— Begin Records for the exercise —

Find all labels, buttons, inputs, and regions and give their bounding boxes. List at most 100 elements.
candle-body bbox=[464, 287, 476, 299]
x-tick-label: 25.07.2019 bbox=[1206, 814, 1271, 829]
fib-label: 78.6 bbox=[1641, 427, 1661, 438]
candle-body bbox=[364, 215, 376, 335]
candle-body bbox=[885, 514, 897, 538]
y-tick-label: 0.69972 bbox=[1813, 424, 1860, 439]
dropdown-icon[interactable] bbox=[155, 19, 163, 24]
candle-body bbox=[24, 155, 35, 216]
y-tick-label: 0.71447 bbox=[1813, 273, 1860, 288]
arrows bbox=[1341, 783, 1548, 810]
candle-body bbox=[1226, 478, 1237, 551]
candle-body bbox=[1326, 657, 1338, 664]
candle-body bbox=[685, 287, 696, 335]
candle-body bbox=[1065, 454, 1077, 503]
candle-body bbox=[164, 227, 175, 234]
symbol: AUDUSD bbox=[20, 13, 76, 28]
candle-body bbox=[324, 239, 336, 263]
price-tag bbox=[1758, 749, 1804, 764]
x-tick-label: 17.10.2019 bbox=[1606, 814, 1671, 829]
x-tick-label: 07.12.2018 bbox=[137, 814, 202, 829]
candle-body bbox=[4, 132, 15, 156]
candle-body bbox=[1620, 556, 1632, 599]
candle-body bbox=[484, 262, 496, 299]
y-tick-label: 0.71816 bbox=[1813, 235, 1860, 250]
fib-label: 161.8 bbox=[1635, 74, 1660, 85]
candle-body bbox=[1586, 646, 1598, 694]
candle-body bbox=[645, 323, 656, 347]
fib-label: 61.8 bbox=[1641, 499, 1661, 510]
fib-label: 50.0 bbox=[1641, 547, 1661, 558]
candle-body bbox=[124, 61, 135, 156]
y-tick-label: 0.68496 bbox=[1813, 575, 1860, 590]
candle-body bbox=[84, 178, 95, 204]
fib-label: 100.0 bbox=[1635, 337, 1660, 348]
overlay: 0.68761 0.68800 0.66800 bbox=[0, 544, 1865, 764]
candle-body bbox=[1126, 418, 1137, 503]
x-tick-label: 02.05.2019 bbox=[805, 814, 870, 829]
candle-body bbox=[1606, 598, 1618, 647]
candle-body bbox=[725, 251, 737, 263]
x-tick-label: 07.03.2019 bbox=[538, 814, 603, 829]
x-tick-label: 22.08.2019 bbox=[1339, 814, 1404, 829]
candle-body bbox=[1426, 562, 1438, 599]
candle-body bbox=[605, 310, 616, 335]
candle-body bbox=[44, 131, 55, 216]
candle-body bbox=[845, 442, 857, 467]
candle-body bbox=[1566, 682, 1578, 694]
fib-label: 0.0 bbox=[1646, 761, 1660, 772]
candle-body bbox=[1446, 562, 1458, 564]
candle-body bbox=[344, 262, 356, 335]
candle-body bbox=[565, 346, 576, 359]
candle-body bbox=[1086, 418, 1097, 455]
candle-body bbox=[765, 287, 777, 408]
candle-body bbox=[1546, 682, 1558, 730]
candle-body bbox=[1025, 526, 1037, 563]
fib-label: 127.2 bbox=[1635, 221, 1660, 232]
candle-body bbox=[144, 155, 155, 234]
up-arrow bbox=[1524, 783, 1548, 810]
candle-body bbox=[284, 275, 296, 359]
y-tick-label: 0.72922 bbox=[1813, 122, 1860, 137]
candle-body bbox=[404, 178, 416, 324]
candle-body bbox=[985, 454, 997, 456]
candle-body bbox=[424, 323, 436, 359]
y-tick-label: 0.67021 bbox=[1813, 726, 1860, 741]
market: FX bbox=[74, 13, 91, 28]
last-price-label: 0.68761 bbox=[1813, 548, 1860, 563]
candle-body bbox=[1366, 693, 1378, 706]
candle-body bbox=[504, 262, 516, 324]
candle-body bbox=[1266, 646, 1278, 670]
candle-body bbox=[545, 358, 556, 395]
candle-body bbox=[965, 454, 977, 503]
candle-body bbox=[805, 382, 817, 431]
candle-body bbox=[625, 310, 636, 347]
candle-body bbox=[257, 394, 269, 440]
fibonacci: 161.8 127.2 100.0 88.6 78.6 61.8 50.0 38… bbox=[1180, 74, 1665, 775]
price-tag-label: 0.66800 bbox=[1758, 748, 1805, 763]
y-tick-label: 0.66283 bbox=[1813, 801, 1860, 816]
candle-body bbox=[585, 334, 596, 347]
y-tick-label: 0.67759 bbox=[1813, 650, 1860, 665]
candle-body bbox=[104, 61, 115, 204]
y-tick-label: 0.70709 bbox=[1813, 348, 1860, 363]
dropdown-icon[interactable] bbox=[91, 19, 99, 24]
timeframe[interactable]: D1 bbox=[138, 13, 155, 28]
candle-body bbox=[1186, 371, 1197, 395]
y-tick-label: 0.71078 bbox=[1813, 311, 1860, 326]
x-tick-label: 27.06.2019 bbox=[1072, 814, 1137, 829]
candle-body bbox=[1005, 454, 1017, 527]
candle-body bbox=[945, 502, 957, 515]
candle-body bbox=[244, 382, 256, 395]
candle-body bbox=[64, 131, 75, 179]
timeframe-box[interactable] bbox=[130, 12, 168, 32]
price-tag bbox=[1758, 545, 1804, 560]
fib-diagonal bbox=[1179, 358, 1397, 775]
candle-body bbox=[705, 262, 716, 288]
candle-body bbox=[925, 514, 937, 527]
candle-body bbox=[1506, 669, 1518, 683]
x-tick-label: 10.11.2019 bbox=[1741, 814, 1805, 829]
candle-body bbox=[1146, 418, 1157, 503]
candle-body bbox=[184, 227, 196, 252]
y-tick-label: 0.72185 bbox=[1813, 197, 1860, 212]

— End Records for the exercise —
— Begin Records for the exercise —

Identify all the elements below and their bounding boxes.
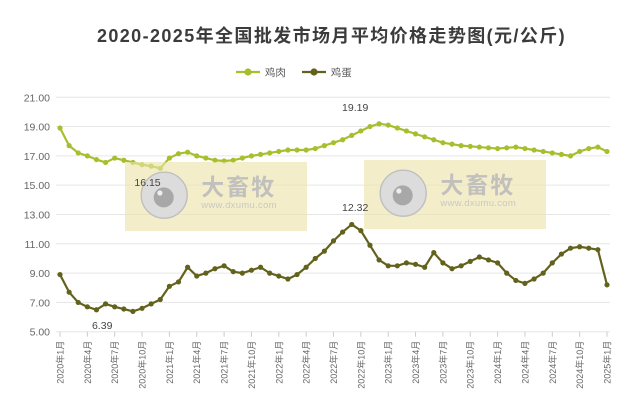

— End Records for the exercise —
— Begin Records for the exercise —

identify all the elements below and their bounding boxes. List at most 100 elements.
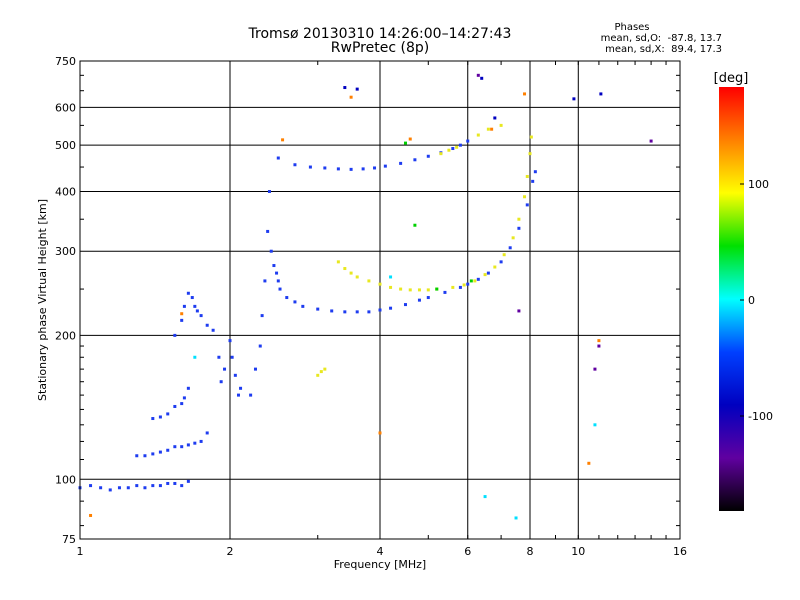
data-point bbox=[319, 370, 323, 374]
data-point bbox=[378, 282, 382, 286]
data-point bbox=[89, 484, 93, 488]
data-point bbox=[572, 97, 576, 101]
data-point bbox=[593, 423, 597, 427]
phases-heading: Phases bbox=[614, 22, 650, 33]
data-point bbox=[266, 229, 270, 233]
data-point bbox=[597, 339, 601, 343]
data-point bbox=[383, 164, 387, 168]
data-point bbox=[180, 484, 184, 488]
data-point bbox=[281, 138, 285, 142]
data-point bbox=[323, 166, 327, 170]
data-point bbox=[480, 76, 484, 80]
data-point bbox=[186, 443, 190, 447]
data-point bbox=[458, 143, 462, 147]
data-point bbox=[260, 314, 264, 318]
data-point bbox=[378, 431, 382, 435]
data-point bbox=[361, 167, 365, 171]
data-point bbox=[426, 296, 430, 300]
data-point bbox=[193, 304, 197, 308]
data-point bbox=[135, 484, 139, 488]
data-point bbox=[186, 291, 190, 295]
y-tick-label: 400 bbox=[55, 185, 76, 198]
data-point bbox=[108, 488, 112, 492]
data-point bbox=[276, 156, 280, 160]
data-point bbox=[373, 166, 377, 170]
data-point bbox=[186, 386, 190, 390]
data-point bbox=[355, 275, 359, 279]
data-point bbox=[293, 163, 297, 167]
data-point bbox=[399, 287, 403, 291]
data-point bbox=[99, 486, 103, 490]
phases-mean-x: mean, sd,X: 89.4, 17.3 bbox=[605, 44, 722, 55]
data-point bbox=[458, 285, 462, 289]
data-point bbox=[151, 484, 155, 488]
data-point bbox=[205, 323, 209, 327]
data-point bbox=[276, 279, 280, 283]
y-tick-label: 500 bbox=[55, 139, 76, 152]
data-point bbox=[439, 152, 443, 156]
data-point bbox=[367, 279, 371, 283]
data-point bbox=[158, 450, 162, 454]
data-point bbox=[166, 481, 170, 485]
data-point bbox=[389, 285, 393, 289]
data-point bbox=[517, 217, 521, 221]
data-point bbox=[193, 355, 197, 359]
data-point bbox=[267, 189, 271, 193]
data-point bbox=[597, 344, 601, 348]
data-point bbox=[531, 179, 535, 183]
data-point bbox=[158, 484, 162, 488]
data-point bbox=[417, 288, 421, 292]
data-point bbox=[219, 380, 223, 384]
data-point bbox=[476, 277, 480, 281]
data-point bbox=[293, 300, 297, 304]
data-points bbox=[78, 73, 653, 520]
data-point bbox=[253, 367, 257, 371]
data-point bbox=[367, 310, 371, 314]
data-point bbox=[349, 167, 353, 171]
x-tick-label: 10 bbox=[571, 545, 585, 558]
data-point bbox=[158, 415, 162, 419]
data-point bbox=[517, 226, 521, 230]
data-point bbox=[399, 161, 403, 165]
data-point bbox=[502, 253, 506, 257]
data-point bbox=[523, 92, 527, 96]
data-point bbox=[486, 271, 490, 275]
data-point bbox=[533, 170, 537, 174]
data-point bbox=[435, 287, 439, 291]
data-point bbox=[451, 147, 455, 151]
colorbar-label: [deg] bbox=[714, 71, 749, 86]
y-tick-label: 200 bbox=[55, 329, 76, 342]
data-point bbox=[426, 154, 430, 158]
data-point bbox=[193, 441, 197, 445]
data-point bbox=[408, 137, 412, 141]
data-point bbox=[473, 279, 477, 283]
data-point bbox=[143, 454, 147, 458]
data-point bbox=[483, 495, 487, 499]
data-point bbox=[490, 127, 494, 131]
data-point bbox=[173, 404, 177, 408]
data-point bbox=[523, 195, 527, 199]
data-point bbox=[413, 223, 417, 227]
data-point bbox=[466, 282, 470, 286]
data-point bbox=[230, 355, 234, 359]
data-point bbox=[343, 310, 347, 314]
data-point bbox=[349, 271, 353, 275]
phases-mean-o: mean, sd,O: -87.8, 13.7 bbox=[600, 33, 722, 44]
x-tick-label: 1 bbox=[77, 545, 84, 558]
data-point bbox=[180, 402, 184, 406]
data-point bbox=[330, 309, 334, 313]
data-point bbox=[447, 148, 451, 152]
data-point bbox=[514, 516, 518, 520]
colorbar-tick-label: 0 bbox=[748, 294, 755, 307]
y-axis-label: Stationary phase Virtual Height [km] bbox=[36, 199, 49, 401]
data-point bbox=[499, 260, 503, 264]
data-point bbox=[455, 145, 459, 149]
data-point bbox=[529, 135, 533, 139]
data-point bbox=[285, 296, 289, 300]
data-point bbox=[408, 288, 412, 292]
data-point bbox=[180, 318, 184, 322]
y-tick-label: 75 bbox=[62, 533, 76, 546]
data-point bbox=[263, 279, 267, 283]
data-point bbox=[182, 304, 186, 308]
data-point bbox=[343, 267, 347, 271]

— End Records for the exercise —

## Exercise brief:
Reproduce word for word everything in the listing above, from the line containing "identify all the elements below and their bounding boxes. List" down to the line containing "y-tick-label: 500 bbox=[55, 139, 76, 152]", including both of those lines. Leave the pictures out of your copy.

## Output for this task:
identify all the elements below and their bounding boxes. List at most 100 elements.
data-point bbox=[319, 370, 323, 374]
data-point bbox=[378, 282, 382, 286]
data-point bbox=[89, 484, 93, 488]
data-point bbox=[572, 97, 576, 101]
data-point bbox=[593, 423, 597, 427]
phases-heading: Phases bbox=[614, 22, 650, 33]
data-point bbox=[266, 229, 270, 233]
data-point bbox=[597, 339, 601, 343]
data-point bbox=[383, 164, 387, 168]
data-point bbox=[180, 484, 184, 488]
data-point bbox=[281, 138, 285, 142]
data-point bbox=[323, 166, 327, 170]
data-point bbox=[480, 76, 484, 80]
data-point bbox=[186, 443, 190, 447]
data-point bbox=[458, 143, 462, 147]
data-point bbox=[260, 314, 264, 318]
data-point bbox=[378, 431, 382, 435]
data-point bbox=[361, 167, 365, 171]
data-point bbox=[426, 296, 430, 300]
data-point bbox=[193, 304, 197, 308]
data-point bbox=[135, 484, 139, 488]
data-point bbox=[186, 291, 190, 295]
y-tick-label: 400 bbox=[55, 185, 76, 198]
data-point bbox=[108, 488, 112, 492]
data-point bbox=[276, 156, 280, 160]
data-point bbox=[373, 166, 377, 170]
data-point bbox=[186, 386, 190, 390]
data-point bbox=[355, 275, 359, 279]
data-point bbox=[293, 163, 297, 167]
data-point bbox=[399, 287, 403, 291]
data-point bbox=[99, 486, 103, 490]
phases-mean-x: mean, sd,X: 89.4, 17.3 bbox=[605, 44, 722, 55]
data-point bbox=[458, 285, 462, 289]
data-point bbox=[151, 484, 155, 488]
data-point bbox=[205, 323, 209, 327]
data-point bbox=[276, 279, 280, 283]
y-tick-label: 500 bbox=[55, 139, 76, 152]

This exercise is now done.